- [GIVEN EXERCISE]
Count how many lines below include the string "dashboard", and give that number without anything else.

----- INPUT MATERIAL

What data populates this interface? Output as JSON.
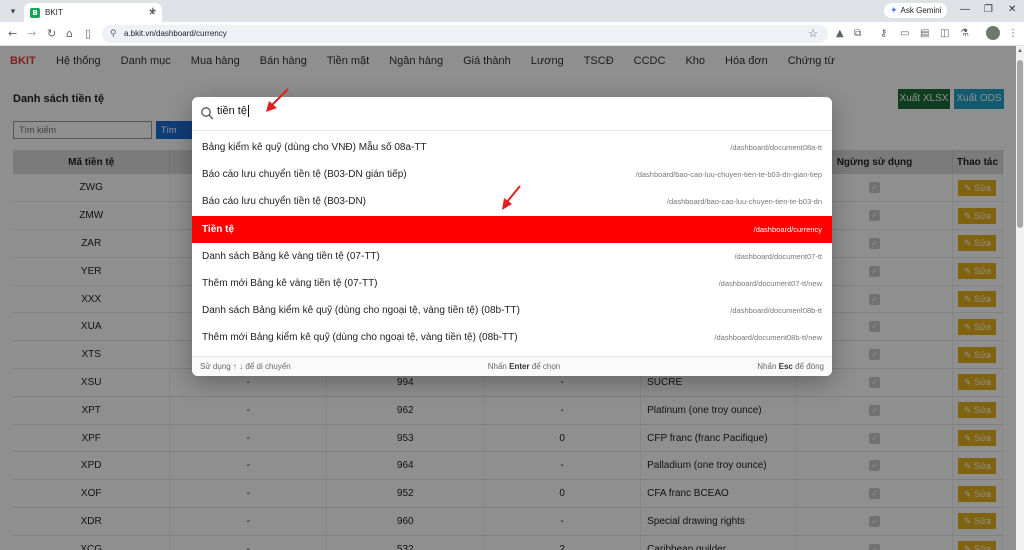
{
  "browser": {
    "tab_title": "BKIT",
    "favicon_letter": "B",
    "url": "a.bkit.vn/dashboard/currency",
    "ask_gemini": "Ask Gemini"
  },
  "app": {
    "brand": "BKIT",
    "nav": [
      "Hệ thống",
      "Danh mục",
      "Mua hàng",
      "Bán hàng",
      "Tiền mặt",
      "Ngân hàng",
      "Giá thành",
      "Lương",
      "TSCĐ",
      "CCDC",
      "Kho",
      "Hóa đơn",
      "Chứng từ"
    ],
    "page_title": "Danh sách tiền tệ",
    "export_xlsx": "Xuất XLSX",
    "export_ods": "Xuất ODS",
    "search_placeholder": "Tìm kiếm",
    "search_button": "Tìm",
    "columns": [
      "Mã tiền tệ",
      "",
      "",
      "",
      "",
      "Ngừng sử dụng",
      "Thao tác"
    ],
    "edit_label": "✎ Sửa",
    "rows": [
      {
        "code": "ZWG",
        "c2": "",
        "c3": "",
        "c4": "",
        "name": ""
      },
      {
        "code": "ZMW",
        "c2": "",
        "c3": "",
        "c4": "",
        "name": ""
      },
      {
        "code": "ZAR",
        "c2": "",
        "c3": "",
        "c4": "",
        "name": ""
      },
      {
        "code": "YER",
        "c2": "",
        "c3": "",
        "c4": "",
        "name": ""
      },
      {
        "code": "XXX",
        "c2": "",
        "c3": "",
        "c4": "",
        "name": ""
      },
      {
        "code": "XUA",
        "c2": "",
        "c3": "",
        "c4": "",
        "name": ""
      },
      {
        "code": "XTS",
        "c2": "",
        "c3": "",
        "c4": "",
        "name": ""
      },
      {
        "code": "XSU",
        "c2": "-",
        "c3": "994",
        "c4": "-",
        "name": "SUCRE"
      },
      {
        "code": "XPT",
        "c2": "-",
        "c3": "962",
        "c4": "-",
        "name": "Platinum (one troy ounce)"
      },
      {
        "code": "XPF",
        "c2": "-",
        "c3": "953",
        "c4": "0",
        "name": "CFP franc (franc Pacifique)"
      },
      {
        "code": "XPD",
        "c2": "-",
        "c3": "964",
        "c4": "-",
        "name": "Palladium (one troy ounce)"
      },
      {
        "code": "XOF",
        "c2": "-",
        "c3": "952",
        "c4": "0",
        "name": "CFA franc BCEAO"
      },
      {
        "code": "XDR",
        "c2": "-",
        "c3": "960",
        "c4": "-",
        "name": "Special drawing rights"
      },
      {
        "code": "XCG",
        "c2": "-",
        "c3": "532",
        "c4": "2",
        "name": "Caribbean guilder"
      }
    ]
  },
  "palette": {
    "query": "tiền tệ",
    "results": [
      {
        "title": "Bảng kiểm kê quỹ (dùng cho VNĐ) Mẫu số 08a-TT",
        "path": "/dashboard/document08a-tt"
      },
      {
        "title": "Báo cáo lưu chuyển tiền tệ (B03-DN gián tiếp)",
        "path": "/dashboard/bao-cao-luu-chuyen-tien-te-b03-dn-gian-tiep"
      },
      {
        "title": "Báo cáo lưu chuyển tiền tệ (B03-DN)",
        "path": "/dashboard/bao-cao-luu-chuyen-tien-te-b03-dn"
      },
      {
        "title": "Tiền tệ",
        "path": "/dashboard/currency"
      },
      {
        "title": "Danh sách Bảng kê vàng tiền tệ (07-TT)",
        "path": "/dashboard/document07-tt"
      },
      {
        "title": "Thêm mới Bảng kê vàng tiền tệ (07-TT)",
        "path": "/dashboard/document07-tt/new"
      },
      {
        "title": "Danh sách Bảng kiểm kê quỹ (dùng cho ngoại tệ, vàng tiền tệ) (08b-TT)",
        "path": "/dashboard/document08b-tt"
      },
      {
        "title": "Thêm mới Bảng kiểm kê quỹ (dùng cho ngoại tệ, vàng tiền tệ) (08b-TT)",
        "path": "/dashboard/document08b-tt/new"
      }
    ],
    "active_index": 3,
    "footer_move_prefix": "Sử dụng ↑ ↓ để di chuyển",
    "footer_enter_prefix": "Nhấn ",
    "footer_enter_key": "Enter",
    "footer_enter_suffix": " để chọn",
    "footer_esc_prefix": "Nhấn ",
    "footer_esc_key": "Esc",
    "footer_esc_suffix": " để đóng"
  },
  "colors": {
    "active_result": "#ff0000",
    "brand": "#e53935",
    "edit_button": "#e5b01c",
    "xlsx_button": "#1e6e3a",
    "ods_button": "#20a3c4",
    "annotation_arrow": "#e02020"
  }
}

----------

- [SOLUTION]
9